'''

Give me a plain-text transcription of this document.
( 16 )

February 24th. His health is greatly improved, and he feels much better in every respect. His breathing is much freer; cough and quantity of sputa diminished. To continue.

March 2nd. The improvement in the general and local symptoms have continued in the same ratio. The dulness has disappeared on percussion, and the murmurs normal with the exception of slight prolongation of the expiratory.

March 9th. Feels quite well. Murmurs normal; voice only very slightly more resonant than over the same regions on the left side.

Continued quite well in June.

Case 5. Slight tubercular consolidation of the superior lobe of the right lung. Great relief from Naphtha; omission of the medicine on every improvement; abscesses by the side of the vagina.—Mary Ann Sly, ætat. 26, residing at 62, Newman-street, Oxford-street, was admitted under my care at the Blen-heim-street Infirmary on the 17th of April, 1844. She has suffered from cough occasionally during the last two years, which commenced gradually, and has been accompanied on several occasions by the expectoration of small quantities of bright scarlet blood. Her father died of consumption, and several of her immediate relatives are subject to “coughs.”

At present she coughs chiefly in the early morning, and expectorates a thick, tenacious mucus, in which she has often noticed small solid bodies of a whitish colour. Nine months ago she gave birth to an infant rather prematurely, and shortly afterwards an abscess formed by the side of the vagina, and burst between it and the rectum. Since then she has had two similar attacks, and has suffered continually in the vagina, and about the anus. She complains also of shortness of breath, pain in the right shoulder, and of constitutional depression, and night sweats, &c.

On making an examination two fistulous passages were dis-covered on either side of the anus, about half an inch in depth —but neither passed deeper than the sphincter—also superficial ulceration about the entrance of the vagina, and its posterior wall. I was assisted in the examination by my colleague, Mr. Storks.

'''

Your task
Filter the data, keeping only the lines that contain "right".

Correct output
Case 5. Slight tubercular consolidation of the superior lobe of the right lung. Great relief from Naphtha; omission of the medicine on every improvement; abscesses by the side of the vagina.—Mary Ann Sly, ætat. 26, residing at 62, Newman-street, Oxford-street, was admitted under my care at the Blen-heim-street Infirmary on the 17th of April, 1844. She has suffered from cough occasionally during the last two years, which commenced gradually, and has been accompanied on several occasions by the expectoration of small quantities of bright scarlet blood. Her father died of consumption, and several of her immediate relatives are subject to “coughs.”
At present she coughs chiefly in the early morning, and expectorates a thick, tenacious mucus, in which she has often noticed small solid bodies of a whitish colour. Nine months ago she gave birth to an infant rather prematurely, and shortly afterwards an abscess formed by the side of the vagina, and burst between it and the rectum. Since then she has had two similar attacks, and has suffered continually in the vagina, and about the anus. She complains also of shortness of breath, pain in the right shoulder, and of constitutional depression, and night sweats, &c.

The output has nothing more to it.